### Selected passage

The dispositive question in this case is whether a reasonable juror could have understood the instructions at issue, taken as a whole, to create a mandatory rebuttable presumption that shifted to the defendant the burden of persuasion on the element of intent once the State had proved the predicate facts. Francis v. Franklin, supra, 471 U.S. at 316, 105 S.Ct. at 1972.
Francis v. Franklin involved jury instructions in a murder prosecution in which the defendant’s sole defense was lack of the requisite intent to kill. The trial judge instructed the jury: “The acts of a person of sound mind and discretion are presumed to be the product of the person’s will, but the presumption may be rebutted. A person of sound mind and discretion is presumed to intend the natural and probable consequences of his acts, but the presumption may be rebutted.” Id. at 309, 105 S.Ct. at 1968. The United States Supreme Court held that the jury instructions violated due process because a reasonable juror could have understood the charge to create a mandatory presumption that shifted to the defendant the burden of persuasion on the presumed element of intent. Id. at 325, 105 S.Ct. at 1977. In effect, the instruction commanded the jury to find the presumed *225element of intent unless the defendant’s evidence persuaded it not to. Id. at 317, 105 S.Ct. at 1972. The Fourteenth Amendment prohibits the State from using eviden-tiary presumptions which have the effect of relieving the State of its burden of persuasion on every essential element of a crime. Id. at 313, 105 S.Ct. at 1970.
Here, as in Francis, the instruction is “cast in the language of command.” Id. at 315, 105 S.Ct. at 1971. A person concealing merchandise “shall be presumed” to have taken it. Furthermore, “[a] presumption is an inference ... which the law expressly directs to be drawn” and which “substitutes for evidence and governs you in finding the facts.” (My emphasis.) While the instruction informs the jury that the presumption may be “disproved” by the evidence, it does not tell the jury that the defendant does not have the burden of disproof or of nonpersuasion. To the contrary, the instructions strongly suggest that “because the law regards the facts giving rise to the presumption as ‘strong evidence of the fact presumed,’ ” the presumption is mandatory once the predicate facts are established unless the defendant persuades the jury such a finding is unwarranted. The jurors were not told they had a choice or that they were free to infer the presumptive fact or not. See Francis v. Franklin, supra, 471 U.S. at 316, 105 S.Ct. at 1972.
Nor do the general instructions on the State’s burden of persuasion and the defendant’s presumption of innocence overcome or dissipate the constitutional error in the instruction above cited. See id. at 319-20, 105 S.Ct. at 1973-74. The general instructions here did not explain the allocation of burdens so clearly that a reasonable juror would have understood that the burden of persuasion remained with the State and did not shift to the defendant. See id. at 319, 105 S.Ct. at 1973.
Because I am unsure whether the jury relied upon the evidence or upon the presumption to support the conviction, I conclude the error in the instructions is not harmless. See Carella v. California, 109 S.Ct. 2419, 2423 (Scalia, J., concurring). In my view, it is not beyond reasonable doubt that concealment of merchandise conclusively establishes intent to conceal and intent to deprive permanently so that no rational jury could find that the defendant concealed the merchandise but did not intend to shoplift. See Rose v. Clark, 478 U.S. 570, 580-81, 106 S.Ct. 3101, 3107-08, 92 L.Ed.2d 460 (1986).
I would reverse and remand for a new trial.

Saved entries:
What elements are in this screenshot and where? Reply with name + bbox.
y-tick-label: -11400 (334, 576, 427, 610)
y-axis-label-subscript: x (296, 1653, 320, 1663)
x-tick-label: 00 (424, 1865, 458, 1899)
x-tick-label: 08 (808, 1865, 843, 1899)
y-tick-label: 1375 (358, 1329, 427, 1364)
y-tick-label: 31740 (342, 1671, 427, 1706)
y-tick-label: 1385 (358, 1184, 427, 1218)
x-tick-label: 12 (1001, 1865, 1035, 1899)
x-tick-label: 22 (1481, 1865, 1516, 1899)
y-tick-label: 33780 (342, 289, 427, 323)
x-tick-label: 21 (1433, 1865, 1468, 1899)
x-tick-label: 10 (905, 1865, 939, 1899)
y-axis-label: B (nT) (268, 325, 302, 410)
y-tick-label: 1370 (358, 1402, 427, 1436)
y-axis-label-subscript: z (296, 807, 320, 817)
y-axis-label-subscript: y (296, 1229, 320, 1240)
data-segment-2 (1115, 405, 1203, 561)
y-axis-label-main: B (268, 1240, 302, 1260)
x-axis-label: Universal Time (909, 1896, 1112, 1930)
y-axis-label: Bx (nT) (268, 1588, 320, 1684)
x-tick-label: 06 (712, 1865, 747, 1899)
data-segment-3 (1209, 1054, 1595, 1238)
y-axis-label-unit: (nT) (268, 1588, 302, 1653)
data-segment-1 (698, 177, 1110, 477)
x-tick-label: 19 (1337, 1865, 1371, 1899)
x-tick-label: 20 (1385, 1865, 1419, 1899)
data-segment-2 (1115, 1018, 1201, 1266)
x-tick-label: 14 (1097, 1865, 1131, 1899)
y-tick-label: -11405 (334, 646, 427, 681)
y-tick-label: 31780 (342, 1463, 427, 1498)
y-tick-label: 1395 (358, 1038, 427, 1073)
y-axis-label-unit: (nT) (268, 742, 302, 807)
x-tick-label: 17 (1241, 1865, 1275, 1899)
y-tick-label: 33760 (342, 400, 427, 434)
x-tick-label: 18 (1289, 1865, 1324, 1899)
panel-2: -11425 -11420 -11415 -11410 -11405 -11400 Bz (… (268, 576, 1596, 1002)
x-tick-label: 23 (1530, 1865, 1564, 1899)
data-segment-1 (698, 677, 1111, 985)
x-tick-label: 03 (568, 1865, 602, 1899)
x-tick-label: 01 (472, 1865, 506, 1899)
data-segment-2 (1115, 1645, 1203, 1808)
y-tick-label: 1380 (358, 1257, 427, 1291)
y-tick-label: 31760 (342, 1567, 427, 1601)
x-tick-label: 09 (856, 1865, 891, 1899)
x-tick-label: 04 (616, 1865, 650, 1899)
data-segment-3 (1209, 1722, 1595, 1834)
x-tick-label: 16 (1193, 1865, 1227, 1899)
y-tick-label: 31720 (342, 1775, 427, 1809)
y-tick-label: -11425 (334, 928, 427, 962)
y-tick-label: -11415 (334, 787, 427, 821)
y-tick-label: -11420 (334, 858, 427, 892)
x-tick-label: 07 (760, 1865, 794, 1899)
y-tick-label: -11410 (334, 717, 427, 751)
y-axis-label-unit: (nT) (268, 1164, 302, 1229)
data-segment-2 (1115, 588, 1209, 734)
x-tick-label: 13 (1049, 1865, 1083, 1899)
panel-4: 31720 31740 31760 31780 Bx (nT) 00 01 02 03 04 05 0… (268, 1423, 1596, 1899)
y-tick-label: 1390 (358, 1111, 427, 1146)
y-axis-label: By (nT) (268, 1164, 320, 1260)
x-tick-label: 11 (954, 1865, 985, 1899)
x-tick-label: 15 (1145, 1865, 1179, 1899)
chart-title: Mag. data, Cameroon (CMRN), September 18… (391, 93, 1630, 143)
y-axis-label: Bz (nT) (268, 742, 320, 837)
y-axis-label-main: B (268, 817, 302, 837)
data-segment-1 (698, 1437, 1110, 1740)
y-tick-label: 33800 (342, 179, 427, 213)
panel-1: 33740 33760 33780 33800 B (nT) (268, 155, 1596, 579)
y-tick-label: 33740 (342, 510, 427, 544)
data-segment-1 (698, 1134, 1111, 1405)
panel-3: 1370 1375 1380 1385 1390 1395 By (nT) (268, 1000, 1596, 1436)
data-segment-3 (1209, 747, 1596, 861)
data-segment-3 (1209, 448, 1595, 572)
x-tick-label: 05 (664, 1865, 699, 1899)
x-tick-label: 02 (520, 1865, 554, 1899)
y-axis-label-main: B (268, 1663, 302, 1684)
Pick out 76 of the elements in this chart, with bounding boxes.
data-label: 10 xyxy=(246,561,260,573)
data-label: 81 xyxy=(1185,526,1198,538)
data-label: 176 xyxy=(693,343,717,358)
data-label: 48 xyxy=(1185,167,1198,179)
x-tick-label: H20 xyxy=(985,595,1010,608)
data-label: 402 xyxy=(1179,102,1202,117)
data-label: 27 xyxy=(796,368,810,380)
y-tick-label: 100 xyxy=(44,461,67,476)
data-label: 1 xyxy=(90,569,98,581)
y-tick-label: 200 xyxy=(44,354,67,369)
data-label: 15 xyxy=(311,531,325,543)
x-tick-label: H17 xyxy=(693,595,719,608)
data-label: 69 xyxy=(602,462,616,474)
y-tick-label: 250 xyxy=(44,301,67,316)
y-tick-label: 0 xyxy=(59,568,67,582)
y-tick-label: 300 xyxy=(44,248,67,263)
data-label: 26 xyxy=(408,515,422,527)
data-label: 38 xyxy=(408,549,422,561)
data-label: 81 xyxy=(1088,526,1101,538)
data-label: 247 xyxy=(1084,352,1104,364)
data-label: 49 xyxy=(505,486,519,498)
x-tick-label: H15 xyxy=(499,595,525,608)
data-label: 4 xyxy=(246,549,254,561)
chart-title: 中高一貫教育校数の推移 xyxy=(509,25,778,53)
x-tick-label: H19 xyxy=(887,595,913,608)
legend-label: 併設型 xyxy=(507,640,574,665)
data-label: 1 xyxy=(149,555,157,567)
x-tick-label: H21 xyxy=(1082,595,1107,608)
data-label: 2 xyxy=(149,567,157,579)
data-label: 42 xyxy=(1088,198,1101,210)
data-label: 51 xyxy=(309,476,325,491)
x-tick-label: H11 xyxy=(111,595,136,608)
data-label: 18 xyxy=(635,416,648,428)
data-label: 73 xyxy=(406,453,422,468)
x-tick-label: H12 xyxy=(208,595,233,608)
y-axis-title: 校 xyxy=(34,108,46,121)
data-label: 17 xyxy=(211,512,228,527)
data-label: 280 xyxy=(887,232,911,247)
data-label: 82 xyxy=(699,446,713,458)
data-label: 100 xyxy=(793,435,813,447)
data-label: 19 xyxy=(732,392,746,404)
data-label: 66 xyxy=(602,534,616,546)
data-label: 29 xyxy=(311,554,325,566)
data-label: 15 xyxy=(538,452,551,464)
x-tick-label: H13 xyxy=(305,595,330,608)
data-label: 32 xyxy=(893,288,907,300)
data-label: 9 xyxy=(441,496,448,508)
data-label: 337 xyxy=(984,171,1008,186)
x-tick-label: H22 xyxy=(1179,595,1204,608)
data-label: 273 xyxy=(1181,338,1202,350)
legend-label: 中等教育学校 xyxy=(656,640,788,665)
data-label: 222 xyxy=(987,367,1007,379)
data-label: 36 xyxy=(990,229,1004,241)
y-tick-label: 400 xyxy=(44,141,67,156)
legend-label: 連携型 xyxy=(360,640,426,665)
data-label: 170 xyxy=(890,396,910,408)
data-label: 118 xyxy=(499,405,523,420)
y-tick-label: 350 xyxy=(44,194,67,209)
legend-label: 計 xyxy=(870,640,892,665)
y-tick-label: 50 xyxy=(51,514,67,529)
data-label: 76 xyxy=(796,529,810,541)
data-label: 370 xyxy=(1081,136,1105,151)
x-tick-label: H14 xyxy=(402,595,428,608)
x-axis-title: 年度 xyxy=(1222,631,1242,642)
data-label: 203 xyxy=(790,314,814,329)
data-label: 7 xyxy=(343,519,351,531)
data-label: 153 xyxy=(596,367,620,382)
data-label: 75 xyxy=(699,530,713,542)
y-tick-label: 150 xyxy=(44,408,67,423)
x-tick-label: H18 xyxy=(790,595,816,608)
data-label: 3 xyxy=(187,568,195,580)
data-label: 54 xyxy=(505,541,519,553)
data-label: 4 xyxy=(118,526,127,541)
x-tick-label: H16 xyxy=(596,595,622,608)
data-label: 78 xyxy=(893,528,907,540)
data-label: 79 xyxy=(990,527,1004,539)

### The problem
In the passage on jury instructions above the data, copy out the text starting at "Because I am" and ending at "a new trial.", switching "shoplift" to "steal".

### The completed task
Because I am unsure whether the jury relied upon the evidence or upon the presumption to support the conviction, I conclude the error in the instructions is not harmless. See Carella v. California, 109 S.Ct. 2419, 2423 (Scalia, J., concurring). In my view, it is not beyond reasonable doubt that concealment of merchandise conclusively establishes intent to conceal and intent to deprive permanently so that no rational jury could find that the defendant concealed the merchandise but did not intend to steal. See Rose v. Clark, 478 U.S. 570, 580-81, 106 S.Ct. 3101, 3107-08, 92 L.Ed.2d 460 (1986).
I would reverse and remand for a new trial.